EXERCISE REQUIREMENTS
**A.** In the Glee season review, rewrite the passage starting at "Matthew Morrison as" and ending at "for iTunes downloads.", swapping "glee club" for "music club".
**B.** Write the next part of the review of the first season of Glee, picking up after its last sentence.

TEXT SHOWN
:::

GLEE: THE COMPLETE FIRST SEASON
MOVIE: ***1/2 (out of 5)
BLU-RAY EXPERIENCE: **** (out of 5)
Matthew Morrison as WILL SCHUESTER
Jane Lynch as SUE SYLVESTER
Jayma Mays as EMMA PILLSBURY
Lea Michele as RACHEL BERRY
Cory Monteith as FINN HUDSON
Chris Colfer as KURT HUMMEL
Mark Salling as NOAH “PUCK” PUCKERMAN
Dianna Argon as QUINN FABRAY
BY KEVIN CARR
WHAT IT’S ABOUT
At the fictitious William McKinley High School in Lima, Ohio, Will Schuester (Matthew Morrison) inherits the fledgling glee club. Intent on restoring the club to the former glory it was when he was a student, Schuester brings together kids of various walks of life – from jocks and cheerleaders to nerds and geeks. At odds with the power-hungry cheerleading captain Sue Sylvester (Jane Lynch), Schuester and his club sings and dances their way to show choir gold. Oh, and a lot of popular songs get covered for iTunes downloads.

:::

ENTRIES PROVIDED
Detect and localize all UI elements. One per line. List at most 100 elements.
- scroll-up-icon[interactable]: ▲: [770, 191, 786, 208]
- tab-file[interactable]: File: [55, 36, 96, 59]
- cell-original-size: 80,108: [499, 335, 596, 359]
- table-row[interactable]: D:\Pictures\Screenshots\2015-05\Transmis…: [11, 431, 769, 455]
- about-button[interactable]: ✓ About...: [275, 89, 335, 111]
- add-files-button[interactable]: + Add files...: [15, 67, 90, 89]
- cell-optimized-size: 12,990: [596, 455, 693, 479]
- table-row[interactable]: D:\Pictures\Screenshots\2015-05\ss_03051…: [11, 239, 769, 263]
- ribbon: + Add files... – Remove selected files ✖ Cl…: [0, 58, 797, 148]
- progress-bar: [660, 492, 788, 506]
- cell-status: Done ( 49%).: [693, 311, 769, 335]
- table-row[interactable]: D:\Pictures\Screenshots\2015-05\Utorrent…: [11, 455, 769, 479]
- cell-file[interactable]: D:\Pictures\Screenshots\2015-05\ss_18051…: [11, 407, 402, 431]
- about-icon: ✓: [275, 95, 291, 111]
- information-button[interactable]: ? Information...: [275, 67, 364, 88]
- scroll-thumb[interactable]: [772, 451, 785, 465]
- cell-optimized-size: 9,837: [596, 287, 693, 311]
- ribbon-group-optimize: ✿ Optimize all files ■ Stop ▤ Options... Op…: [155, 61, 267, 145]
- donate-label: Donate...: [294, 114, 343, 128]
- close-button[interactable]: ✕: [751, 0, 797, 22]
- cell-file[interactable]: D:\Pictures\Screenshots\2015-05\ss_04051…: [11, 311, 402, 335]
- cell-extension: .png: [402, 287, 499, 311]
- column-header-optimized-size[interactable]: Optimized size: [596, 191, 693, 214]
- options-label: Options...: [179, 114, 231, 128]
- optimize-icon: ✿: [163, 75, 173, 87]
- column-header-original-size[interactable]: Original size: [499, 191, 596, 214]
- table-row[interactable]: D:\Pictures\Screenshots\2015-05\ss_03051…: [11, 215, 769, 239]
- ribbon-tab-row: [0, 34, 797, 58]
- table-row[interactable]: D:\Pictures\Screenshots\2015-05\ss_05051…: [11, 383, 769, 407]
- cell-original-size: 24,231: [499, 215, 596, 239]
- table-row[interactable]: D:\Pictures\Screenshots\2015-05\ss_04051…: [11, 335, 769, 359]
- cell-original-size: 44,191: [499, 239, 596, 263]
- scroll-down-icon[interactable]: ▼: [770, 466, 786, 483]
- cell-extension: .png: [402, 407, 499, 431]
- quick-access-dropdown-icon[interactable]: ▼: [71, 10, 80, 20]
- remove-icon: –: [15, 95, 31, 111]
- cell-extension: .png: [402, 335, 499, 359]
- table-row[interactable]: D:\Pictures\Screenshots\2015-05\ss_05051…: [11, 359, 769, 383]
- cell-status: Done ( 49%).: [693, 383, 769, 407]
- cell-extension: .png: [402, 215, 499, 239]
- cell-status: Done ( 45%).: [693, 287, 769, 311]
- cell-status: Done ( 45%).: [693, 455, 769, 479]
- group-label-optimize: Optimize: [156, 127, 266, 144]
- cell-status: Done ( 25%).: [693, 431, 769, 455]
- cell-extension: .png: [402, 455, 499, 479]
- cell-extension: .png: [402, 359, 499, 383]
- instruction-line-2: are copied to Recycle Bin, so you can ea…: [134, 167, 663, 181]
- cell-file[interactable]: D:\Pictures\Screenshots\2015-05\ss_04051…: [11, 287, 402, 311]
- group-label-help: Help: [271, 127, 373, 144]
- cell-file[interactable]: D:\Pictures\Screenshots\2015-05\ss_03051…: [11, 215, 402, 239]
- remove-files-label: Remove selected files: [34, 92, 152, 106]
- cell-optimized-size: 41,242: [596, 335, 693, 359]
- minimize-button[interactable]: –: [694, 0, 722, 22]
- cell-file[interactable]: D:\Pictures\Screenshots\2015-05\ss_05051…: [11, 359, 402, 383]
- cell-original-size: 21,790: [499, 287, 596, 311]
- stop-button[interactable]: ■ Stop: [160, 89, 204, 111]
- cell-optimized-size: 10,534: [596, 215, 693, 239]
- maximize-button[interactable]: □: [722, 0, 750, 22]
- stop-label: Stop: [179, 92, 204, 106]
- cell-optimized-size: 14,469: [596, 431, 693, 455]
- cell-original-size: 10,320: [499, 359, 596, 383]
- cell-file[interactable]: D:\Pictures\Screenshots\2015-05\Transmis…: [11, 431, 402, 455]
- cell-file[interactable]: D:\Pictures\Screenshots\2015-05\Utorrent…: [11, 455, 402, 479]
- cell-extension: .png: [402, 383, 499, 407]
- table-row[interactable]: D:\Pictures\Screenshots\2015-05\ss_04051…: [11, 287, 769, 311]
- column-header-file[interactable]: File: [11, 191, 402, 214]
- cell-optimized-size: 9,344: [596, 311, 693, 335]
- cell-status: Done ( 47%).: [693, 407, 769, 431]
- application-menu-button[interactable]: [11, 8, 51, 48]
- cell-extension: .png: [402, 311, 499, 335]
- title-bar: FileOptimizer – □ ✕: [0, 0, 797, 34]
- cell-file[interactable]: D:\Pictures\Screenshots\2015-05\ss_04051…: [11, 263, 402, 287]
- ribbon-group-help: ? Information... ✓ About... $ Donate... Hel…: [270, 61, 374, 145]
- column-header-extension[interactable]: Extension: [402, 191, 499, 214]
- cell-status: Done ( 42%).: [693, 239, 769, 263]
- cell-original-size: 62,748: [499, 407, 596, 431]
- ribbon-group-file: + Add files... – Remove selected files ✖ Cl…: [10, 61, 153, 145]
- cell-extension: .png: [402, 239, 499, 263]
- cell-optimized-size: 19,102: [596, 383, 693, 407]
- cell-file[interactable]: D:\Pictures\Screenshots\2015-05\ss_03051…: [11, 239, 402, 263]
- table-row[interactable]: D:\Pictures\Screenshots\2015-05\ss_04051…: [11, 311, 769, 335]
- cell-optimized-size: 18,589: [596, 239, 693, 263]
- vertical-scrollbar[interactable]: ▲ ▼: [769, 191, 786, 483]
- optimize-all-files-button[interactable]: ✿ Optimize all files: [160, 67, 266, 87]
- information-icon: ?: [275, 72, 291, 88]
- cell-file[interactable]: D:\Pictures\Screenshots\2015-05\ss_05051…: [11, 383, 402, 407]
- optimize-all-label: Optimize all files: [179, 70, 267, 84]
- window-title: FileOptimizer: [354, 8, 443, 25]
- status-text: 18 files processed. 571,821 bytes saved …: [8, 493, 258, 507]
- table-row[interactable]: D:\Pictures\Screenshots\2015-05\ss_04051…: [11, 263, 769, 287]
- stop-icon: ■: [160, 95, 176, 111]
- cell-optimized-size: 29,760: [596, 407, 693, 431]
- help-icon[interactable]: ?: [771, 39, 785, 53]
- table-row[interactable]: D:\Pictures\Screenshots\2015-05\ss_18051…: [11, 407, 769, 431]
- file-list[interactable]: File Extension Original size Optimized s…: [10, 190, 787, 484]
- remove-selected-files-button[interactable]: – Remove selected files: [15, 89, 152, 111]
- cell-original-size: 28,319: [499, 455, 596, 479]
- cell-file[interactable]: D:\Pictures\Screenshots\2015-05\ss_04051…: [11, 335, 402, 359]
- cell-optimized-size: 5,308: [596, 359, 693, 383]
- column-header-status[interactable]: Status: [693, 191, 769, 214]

:::

YOUR RESPONSES
**A.**
Matthew Morrison as WILL SCHUESTER
Jane Lynch as SUE SYLVESTER
Jayma Mays as EMMA PILLSBURY
Lea Michele as RACHEL BERRY
Cory Monteith as FINN HUDSON
Chris Colfer as KURT HUMMEL
Mark Salling as NOAH “PUCK” PUCKERMAN
Dianna Argon as QUINN FABRAY
BY KEVIN CARR
WHAT IT’S ABOUT
At the fictitious William McKinley High School in Lima, Ohio, Will Schuester (Matthew Morrison) inherits the fledgling music club. Intent on restoring the club to the former glory it was when he was a student, Schuester brings together kids of various walks of life – from jocks and cheerleaders to nerds and geeks. At odds with the power-hungry cheerleading captain Sue Sylvester (Jane Lynch), Schuester and his club sings and dances their way to show choir gold. Oh, and a lot of popular songs get covered for iTunes downloads.

**B.**
WHAT I LIKED
Back in the late 1980s, I was in my high school’s show choir… and it was an Ohio show choir, no less. Even more so, several the members of the show choir were also members of the football team. So slushees to the face and being tossed in a dumpster wasn’t exactly commonplace in my high school career. But still, there’s an odd connection I have with this movie.
Showrunner Ryan Murphy may be best known for the medical drama “Nip/Tuck,” but he was also in charge of the quirky and fun teen dramady “Popular” about ten years ago. He draws more from the “Popular” experiences and storylines as he puts together “Glee.” Like “Popular,” I like the way “Glee” has a hyper-real irreverence and silliness.
The best character by far is Sue Sylvester, who is the high school teacher villain that you love to hate. Jane Lynch brings so much to the role that no matter how cheesy an episode may get, her mere presence makes it tons of fun. The lady won an Emmy for her work on the show, and she totally deserved it. No one can deliver deliciously hateful lines like she can.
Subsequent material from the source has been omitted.